## Task data

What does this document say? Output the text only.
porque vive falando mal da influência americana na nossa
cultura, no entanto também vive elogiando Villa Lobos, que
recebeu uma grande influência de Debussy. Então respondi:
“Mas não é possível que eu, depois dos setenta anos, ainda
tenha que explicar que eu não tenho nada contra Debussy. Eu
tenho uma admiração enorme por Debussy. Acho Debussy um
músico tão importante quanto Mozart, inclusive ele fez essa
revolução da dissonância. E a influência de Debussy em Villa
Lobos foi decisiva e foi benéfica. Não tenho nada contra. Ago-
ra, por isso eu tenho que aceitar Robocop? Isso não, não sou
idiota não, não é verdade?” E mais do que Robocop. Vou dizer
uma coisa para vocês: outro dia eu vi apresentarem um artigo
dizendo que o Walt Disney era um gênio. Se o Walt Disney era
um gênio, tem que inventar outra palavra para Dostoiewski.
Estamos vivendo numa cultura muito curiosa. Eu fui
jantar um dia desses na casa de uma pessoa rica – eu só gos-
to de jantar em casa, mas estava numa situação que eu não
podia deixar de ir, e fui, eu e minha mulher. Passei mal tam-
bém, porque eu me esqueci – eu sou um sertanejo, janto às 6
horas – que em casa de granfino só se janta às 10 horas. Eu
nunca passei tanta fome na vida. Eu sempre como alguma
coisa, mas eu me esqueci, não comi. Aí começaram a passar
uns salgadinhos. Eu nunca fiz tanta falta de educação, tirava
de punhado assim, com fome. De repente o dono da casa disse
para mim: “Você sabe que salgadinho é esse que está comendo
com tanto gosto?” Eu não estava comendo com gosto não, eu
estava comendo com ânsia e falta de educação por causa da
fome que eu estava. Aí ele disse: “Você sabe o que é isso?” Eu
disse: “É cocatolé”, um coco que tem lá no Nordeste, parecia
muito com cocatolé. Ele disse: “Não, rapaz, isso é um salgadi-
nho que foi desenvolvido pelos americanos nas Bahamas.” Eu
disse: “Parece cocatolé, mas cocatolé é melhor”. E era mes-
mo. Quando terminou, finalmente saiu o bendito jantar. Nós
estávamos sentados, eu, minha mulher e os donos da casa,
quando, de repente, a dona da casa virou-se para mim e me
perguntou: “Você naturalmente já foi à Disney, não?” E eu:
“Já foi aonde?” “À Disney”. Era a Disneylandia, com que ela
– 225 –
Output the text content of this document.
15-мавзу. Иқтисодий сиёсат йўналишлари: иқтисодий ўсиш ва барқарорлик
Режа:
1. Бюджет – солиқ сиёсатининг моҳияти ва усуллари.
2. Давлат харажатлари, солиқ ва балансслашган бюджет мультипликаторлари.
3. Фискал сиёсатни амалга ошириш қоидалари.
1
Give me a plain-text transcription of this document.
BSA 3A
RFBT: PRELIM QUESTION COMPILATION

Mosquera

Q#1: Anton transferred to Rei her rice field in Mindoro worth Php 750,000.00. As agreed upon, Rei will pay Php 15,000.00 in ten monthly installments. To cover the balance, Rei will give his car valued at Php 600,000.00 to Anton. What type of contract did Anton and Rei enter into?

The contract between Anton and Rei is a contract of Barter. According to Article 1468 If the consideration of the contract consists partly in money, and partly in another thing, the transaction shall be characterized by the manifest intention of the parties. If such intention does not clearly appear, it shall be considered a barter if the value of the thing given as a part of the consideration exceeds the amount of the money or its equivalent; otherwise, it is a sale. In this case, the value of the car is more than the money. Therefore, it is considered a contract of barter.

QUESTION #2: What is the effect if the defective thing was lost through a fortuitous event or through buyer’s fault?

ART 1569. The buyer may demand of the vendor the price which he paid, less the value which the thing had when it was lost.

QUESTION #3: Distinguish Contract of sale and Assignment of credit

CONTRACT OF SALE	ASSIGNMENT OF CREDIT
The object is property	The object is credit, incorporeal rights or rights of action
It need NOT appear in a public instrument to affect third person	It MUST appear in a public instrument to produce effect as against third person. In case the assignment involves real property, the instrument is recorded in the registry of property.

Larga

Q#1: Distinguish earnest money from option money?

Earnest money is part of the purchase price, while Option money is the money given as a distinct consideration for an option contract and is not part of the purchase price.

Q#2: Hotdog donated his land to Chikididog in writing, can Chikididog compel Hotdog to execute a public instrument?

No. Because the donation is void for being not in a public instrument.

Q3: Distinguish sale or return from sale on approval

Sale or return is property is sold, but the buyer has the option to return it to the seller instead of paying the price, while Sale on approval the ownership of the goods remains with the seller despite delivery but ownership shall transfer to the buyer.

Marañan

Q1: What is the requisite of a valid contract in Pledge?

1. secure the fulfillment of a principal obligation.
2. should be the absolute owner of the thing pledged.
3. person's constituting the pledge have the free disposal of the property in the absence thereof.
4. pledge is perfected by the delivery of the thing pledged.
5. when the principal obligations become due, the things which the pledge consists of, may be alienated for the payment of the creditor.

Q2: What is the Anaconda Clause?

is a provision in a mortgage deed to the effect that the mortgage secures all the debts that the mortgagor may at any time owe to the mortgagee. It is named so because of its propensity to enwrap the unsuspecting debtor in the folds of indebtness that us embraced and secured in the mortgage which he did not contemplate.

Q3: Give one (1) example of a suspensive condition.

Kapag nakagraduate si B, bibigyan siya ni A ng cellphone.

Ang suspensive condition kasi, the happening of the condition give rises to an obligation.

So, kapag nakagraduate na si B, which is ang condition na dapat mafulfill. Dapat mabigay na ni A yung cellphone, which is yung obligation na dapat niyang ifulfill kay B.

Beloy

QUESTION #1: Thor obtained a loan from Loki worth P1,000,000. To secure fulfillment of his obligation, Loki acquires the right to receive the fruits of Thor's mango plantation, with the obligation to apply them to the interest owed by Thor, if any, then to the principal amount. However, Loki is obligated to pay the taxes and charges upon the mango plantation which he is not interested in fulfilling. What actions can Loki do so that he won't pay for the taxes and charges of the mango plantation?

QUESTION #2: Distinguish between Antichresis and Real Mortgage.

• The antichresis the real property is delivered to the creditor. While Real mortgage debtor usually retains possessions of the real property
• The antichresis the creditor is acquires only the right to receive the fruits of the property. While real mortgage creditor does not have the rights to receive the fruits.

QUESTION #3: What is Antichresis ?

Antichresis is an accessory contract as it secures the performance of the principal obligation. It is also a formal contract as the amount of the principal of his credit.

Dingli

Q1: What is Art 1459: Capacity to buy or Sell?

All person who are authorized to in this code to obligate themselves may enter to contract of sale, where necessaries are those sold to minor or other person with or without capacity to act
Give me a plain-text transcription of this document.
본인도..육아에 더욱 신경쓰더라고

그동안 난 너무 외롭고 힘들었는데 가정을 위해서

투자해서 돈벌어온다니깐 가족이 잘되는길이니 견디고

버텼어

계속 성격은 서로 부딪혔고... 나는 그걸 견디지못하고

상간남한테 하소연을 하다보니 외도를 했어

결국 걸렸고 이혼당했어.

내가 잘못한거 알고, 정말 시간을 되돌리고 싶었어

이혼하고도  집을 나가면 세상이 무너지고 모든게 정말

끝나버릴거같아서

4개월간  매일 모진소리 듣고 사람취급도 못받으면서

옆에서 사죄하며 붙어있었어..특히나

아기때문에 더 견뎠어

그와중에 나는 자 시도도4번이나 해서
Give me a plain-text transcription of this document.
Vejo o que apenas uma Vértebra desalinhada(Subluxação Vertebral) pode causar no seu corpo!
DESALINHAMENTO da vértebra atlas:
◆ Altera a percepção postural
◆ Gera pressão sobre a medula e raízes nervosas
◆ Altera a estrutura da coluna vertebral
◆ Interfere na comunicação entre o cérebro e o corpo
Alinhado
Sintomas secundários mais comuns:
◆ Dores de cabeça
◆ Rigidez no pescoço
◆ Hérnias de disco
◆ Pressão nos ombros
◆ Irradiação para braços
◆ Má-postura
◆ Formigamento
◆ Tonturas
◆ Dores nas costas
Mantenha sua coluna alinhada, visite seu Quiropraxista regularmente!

## Set exercise
Among the records above, find each line holding the string "person" and pull it out.

## Exercise output
It need NOT appear in a public instrument to affect third person	It MUST appear in a public instrument to produce effect as against third person. In case the assignment involves real property, the instrument is recorded in the registry of property.
3. person's constituting the pledge have the free disposal of the property in the absence thereof.
All person who are authorized to in this code to obligate themselves may enter to contract of sale, where necessaries are those sold to minor or other person with or without capacity to act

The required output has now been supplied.